■ **WRITTEN EXERCISE**:
Return each entry exactly, omitting nothing.
━━━ DATASET EXCERPTS
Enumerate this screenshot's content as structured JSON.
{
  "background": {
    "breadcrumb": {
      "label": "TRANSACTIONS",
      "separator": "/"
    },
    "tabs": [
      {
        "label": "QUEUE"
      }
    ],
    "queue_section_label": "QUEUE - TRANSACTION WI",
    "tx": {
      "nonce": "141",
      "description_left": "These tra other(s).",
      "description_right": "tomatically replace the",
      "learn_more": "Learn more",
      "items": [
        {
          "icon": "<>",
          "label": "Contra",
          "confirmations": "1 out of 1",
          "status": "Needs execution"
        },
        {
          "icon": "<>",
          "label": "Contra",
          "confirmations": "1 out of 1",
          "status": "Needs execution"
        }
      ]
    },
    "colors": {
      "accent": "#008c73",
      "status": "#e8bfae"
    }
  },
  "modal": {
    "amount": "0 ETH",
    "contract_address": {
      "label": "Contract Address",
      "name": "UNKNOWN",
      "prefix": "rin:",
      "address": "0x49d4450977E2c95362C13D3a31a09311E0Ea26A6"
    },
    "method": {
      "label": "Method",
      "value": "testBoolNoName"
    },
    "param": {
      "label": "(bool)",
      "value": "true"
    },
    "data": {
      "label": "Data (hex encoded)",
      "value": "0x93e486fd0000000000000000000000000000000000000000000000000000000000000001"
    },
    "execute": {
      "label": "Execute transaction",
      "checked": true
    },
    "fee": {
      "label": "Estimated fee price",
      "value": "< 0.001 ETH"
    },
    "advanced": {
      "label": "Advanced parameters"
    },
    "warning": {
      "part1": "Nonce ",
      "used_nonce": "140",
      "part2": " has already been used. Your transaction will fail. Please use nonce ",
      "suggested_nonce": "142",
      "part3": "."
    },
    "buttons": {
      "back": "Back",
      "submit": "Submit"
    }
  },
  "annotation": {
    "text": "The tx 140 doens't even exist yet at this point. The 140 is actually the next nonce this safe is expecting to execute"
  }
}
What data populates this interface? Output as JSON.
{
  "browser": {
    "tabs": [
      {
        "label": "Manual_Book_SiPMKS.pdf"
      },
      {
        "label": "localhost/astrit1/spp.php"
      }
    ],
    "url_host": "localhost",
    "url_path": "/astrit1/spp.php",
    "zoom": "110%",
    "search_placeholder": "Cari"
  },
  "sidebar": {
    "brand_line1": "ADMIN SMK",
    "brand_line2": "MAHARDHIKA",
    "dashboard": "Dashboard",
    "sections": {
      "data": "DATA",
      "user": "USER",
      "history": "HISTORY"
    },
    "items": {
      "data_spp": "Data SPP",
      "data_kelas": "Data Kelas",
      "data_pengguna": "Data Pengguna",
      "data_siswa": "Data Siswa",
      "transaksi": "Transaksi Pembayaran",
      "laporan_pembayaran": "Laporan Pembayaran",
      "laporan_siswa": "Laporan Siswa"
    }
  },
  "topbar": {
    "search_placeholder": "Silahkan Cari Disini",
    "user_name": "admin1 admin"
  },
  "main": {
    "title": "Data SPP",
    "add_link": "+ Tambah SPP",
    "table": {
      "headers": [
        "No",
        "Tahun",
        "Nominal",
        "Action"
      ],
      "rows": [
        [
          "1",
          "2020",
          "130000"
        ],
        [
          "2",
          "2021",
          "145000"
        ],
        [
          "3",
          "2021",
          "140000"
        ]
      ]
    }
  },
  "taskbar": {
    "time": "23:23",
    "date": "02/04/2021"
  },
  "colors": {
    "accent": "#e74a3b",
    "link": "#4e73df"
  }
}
━━━━━━
■ **FULL SOLUTION**:
Enumerate this screenshot's content as structured JSON.
{
  "background": {
    "breadcrumb": {
      "label": "TRANSACTIONS",
      "separator": "/"
    },
    "tabs": [
      {
        "label": "QUEUE"
      }
    ],
    "queue_section_label": "QUEUE - TRANSACTION WI",
    "tx": {
      "nonce": "141",
      "description_left": "These tra other(s).",
      "description_right": "tomatically replace the",
      "learn_more": "Learn more",
      "items": [
        {
          "icon": "<>",
          "label": "Contra",
          "confirmations": "1 out of 1",
          "status": "Needs execution"
        },
        {
          "icon": "<>",
          "label": "Contra",
          "confirmations": "1 out of 1",
          "status": "Needs execution"
        }
      ]
    },
    "colors": {
      "accent": "#008c73",
      "status": "#e8bfae"
    }
  },
  "modal": {
    "amount": "0 ETH",
    "contract_address": {
      "label": "Contract Address",
      "name": "UNKNOWN",
      "prefix": "rin:",
      "address": "0x49d4450977E2c95362C13D3a31a09311E0Ea26A6"
    },
    "method": {
      "label": "Method",
      "value": "testBoolNoName"
    },
    "param": {
      "label": "(bool)",
      "value": "true"
    },
    "data": {
      "label": "Data (hex encoded)",
      "value": "0x93e486fd0000000000000000000000000000000000000000000000000000000000000001"
    },
    "execute": {
      "label": "Execute transaction",
      "checked": true
    },
    "fee": {
      "label": "Estimated fee price",
      "value": "< 0.001 ETH"
    },
    "advanced": {
      "label": "Advanced parameters"
    },
    "warning": {
      "part1": "Nonce ",
      "used_nonce": "140",
      "part2": " has already been used. Your transaction will fail. Please use nonce ",
      "suggested_nonce": "142",
      "part3": "."
    },
    "buttons": {
      "back": "Back",
      "submit": "Submit"
    }
  },
  "annotation": {
    "text": "The tx 140 doens't even exist yet at this point. The 140 is actually the next nonce this safe is expecting to execute"
  }
}
What data populates this interface? Output as JSON.
{
  "browser": {
    "tabs": [
      {
        "label": "Manual_Book_SiPMKS.pdf"
      },
      {
        "label": "localhost/astrit1/spp.php"
      }
    ],
    "url_host": "localhost",
    "url_path": "/astrit1/spp.php",
    "zoom": "110%",
    "search_placeholder": "Cari"
  },
  "sidebar": {
    "brand_line1": "ADMIN SMK",
    "brand_line2": "MAHARDHIKA",
    "dashboard": "Dashboard",
    "sections": {
      "data": "DATA",
      "user": "USER",
      "history": "HISTORY"
    },
    "items": {
      "data_spp": "Data SPP",
      "data_kelas": "Data Kelas",
      "data_pengguna": "Data Pengguna",
      "data_siswa": "Data Siswa",
      "transaksi": "Transaksi Pembayaran",
      "laporan_pembayaran": "Laporan Pembayaran",
      "laporan_siswa": "Laporan Siswa"
    }
  },
  "topbar": {
    "search_placeholder": "Silahkan Cari Disini",
    "user_name": "admin1 admin"
  },
  "main": {
    "title": "Data SPP",
    "add_link": "+ Tambah SPP",
    "table": {
      "headers": [
        "No",
        "Tahun",
        "Nominal",
        "Action"
      ],
      "rows": [
        [
          "1",
          "2020",
          "130000"
        ],
        [
          "2",
          "2021",
          "145000"
        ],
        [
          "3",
          "2021",
          "140000"
        ]
      ]
    }
  },
  "taskbar": {
    "time": "23:23",
    "date": "02/04/2021"
  },
  "colors": {
    "accent": "#e74a3b",
    "link": "#4e73df"
  }
}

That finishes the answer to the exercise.